- Task to carry out: Reproduce the data below verbatim, from its first line through the line that contains "note-2-text: Avant de".
--- START Input rows ---
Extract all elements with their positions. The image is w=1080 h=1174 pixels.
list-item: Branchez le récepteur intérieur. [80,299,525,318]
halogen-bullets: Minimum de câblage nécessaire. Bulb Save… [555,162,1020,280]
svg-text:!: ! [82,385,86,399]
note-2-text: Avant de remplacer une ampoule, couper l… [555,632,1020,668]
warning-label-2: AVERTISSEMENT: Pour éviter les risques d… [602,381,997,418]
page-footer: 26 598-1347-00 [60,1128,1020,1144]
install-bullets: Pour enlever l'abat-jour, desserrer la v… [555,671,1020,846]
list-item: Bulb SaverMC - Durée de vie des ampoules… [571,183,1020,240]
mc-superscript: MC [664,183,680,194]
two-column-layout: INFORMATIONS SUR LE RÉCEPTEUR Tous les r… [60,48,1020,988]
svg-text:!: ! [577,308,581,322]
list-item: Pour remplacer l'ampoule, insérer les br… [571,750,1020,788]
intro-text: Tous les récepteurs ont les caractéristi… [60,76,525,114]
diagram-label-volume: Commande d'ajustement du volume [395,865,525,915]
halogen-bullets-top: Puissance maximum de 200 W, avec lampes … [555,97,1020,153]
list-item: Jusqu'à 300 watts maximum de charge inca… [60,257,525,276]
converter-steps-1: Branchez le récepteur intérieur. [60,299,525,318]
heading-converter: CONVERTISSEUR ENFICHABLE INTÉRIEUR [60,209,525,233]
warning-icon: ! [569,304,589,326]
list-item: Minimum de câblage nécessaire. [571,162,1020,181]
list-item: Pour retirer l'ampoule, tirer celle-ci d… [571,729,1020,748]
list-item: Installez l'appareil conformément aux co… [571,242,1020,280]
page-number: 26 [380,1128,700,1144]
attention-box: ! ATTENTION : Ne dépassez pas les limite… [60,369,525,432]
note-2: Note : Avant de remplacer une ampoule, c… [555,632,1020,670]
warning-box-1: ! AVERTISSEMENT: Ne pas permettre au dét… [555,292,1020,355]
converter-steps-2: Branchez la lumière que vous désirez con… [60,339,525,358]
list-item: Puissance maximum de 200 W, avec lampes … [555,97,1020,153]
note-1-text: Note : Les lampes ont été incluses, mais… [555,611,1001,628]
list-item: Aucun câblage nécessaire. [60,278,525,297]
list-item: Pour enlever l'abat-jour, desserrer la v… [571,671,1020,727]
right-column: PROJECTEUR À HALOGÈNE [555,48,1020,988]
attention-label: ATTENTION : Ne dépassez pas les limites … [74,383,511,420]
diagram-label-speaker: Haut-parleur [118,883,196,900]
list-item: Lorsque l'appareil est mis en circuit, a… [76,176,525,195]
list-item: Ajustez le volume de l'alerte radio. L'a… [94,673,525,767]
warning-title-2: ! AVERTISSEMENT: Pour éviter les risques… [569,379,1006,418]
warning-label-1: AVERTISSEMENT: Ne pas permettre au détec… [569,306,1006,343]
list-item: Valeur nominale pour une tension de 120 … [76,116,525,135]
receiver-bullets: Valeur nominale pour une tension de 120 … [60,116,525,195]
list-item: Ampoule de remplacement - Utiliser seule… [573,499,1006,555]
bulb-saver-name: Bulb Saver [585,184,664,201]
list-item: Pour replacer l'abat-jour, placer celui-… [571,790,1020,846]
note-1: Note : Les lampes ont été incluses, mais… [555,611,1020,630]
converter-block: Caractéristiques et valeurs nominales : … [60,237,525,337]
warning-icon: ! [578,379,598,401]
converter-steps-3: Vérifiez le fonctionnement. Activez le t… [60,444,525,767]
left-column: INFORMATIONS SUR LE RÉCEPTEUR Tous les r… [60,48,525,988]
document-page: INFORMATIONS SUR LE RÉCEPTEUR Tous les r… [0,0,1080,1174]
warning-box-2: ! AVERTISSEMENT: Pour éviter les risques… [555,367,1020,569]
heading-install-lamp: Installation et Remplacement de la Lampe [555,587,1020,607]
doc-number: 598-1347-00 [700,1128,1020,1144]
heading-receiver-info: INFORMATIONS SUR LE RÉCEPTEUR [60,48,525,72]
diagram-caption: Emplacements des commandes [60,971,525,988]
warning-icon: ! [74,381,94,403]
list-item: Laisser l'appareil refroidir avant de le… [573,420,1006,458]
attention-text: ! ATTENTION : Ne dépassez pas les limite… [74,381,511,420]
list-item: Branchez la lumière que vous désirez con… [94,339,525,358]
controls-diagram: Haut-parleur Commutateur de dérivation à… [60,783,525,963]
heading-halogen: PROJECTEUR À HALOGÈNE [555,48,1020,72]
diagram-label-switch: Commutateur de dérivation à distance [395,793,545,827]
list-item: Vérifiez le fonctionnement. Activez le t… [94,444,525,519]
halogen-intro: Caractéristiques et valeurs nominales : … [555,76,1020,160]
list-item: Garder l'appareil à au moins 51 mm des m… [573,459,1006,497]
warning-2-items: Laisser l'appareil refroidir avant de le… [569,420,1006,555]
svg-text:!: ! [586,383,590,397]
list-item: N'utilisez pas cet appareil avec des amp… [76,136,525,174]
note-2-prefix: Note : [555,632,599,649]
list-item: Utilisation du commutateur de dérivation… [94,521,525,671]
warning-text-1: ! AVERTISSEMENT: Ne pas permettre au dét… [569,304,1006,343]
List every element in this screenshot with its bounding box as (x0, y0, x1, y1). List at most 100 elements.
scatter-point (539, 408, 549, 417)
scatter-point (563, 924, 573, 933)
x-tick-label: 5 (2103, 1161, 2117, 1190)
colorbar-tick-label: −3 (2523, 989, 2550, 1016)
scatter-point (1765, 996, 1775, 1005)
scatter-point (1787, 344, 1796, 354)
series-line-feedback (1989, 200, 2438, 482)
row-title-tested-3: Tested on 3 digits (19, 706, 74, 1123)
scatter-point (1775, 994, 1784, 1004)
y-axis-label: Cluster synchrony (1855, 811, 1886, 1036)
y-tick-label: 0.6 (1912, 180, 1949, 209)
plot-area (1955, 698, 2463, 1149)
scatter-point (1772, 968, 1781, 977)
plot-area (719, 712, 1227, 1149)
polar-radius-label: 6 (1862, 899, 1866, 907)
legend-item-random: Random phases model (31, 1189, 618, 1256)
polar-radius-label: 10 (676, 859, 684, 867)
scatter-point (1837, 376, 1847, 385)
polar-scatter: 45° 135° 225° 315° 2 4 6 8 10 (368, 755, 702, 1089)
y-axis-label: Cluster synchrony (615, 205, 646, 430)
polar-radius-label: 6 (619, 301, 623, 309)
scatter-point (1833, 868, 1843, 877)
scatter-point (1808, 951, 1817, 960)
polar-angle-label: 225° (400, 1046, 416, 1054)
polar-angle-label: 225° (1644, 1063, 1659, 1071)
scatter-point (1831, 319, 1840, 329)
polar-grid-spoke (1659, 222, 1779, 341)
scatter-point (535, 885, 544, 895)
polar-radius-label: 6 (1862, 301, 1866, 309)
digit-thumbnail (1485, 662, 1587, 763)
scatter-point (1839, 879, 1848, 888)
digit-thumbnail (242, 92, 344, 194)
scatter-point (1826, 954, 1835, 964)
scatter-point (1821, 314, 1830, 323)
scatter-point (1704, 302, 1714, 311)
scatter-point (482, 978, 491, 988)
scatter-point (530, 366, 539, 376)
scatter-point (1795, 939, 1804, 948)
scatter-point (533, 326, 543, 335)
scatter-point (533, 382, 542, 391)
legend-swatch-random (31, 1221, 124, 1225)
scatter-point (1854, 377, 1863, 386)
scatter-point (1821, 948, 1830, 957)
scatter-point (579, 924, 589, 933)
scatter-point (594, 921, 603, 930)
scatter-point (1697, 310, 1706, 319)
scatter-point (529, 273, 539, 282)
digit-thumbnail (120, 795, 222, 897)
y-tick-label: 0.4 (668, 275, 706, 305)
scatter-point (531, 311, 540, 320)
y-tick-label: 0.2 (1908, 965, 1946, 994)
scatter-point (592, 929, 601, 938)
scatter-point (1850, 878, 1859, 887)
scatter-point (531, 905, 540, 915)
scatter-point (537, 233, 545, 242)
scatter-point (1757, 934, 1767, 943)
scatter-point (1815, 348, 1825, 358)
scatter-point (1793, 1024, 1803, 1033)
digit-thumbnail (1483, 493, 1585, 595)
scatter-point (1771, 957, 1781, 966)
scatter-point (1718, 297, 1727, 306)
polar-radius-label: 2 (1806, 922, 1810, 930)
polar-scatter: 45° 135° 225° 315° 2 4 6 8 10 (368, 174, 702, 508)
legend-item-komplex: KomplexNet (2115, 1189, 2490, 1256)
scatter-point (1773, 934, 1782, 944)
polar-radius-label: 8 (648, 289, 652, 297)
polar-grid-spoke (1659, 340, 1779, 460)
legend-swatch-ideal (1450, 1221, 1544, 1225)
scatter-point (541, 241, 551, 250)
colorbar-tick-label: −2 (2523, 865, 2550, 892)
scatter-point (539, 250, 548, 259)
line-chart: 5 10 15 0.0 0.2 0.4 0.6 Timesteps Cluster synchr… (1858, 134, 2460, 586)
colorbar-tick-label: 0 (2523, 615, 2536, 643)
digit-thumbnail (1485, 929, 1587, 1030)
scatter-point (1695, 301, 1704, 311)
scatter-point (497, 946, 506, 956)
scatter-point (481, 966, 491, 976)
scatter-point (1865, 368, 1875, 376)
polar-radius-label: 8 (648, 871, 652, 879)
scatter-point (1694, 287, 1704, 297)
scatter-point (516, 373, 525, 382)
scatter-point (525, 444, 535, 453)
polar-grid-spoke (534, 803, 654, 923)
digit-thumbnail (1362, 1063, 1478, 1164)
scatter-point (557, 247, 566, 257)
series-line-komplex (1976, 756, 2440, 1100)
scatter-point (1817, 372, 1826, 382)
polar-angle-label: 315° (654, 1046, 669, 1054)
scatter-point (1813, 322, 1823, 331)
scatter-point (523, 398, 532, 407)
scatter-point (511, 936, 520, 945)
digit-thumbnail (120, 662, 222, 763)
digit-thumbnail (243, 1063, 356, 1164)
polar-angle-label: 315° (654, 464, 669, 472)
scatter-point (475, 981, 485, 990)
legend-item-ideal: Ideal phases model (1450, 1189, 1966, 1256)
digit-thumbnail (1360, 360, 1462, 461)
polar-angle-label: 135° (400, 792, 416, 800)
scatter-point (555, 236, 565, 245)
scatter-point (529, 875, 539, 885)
--- END Input rows ---
- Response for this exercise:
Extract all elements with their positions. The image is w=1080 h=1174 pixels.
list-item: Branchez le récepteur intérieur. [80,299,525,318]
halogen-bullets: Minimum de câblage nécessaire. Bulb Save… [555,162,1020,280]
svg-text:!: ! [82,385,86,399]
note-2-text: Avant de remplacer une ampoule, couper l… [555,632,1020,668]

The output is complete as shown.